### WHAT YOU SHOULD DO:
All entries below need to be written out exactly, but without their pictures.
####################
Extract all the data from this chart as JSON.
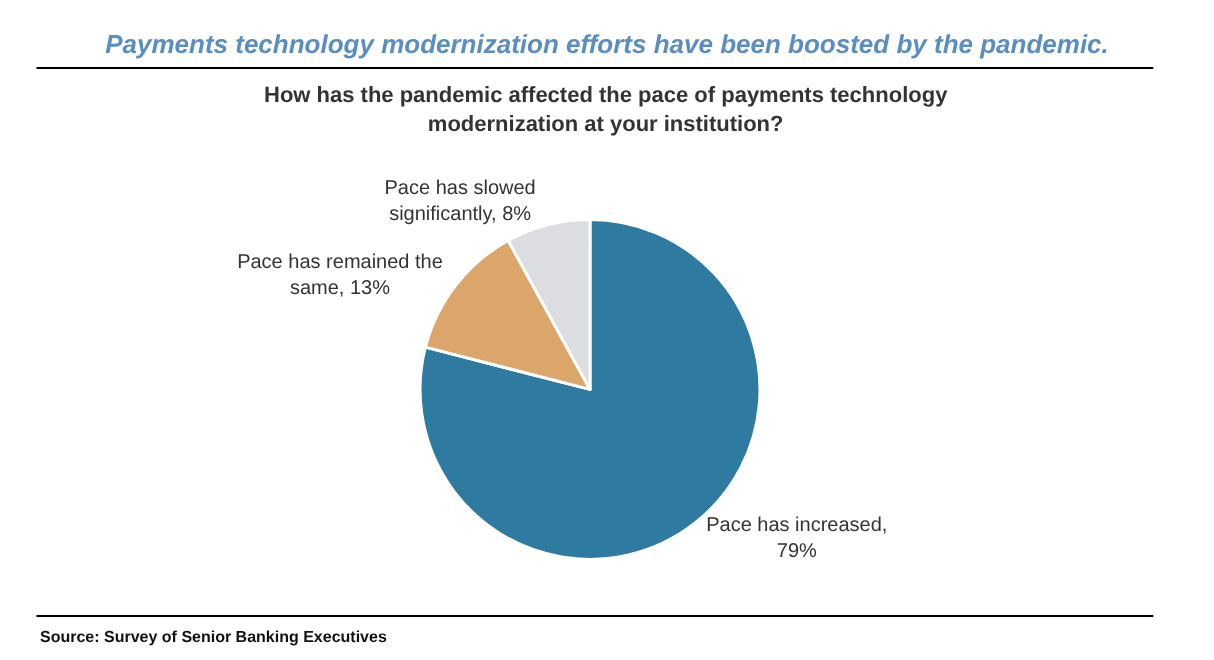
{
  "chart_data": {
    "type": "pie",
    "title": "Payments technology modernization efforts have been boosted by the pandemic.",
    "subtitle": "How has the pandemic affected the pace of payments technology modernization at your institution?",
    "categories": [
      "Pace has increased, 79%",
      "Pace has remained the same, 13%",
      "Pace has slowed significantly, 8%"
    ],
    "values": [
      79,
      13,
      8
    ],
    "colors": [
      "#2e7aa0",
      "#dca56a",
      "#dcdde0"
    ],
    "legend": false,
    "annotations": [
      "Source: Survey of Senior Banking Executives"
    ]
  }
}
####################
### EXPECTED ANSWER:
Extract all the data from this chart as JSON.
{
  "chart_data": {
    "type": "pie",
    "title": "Payments technology modernization efforts have been boosted by the pandemic.",
    "subtitle": "How has the pandemic affected the pace of payments technology modernization at your institution?",
    "categories": [
      "Pace has increased, 79%",
      "Pace has remained the same, 13%",
      "Pace has slowed significantly, 8%"
    ],
    "values": [
      79,
      13,
      8
    ],
    "colors": [
      "#2e7aa0",
      "#dca56a",
      "#dcdde0"
    ],
    "legend": false,
    "annotations": [
      "Source: Survey of Senior Banking Executives"
    ]
  }
}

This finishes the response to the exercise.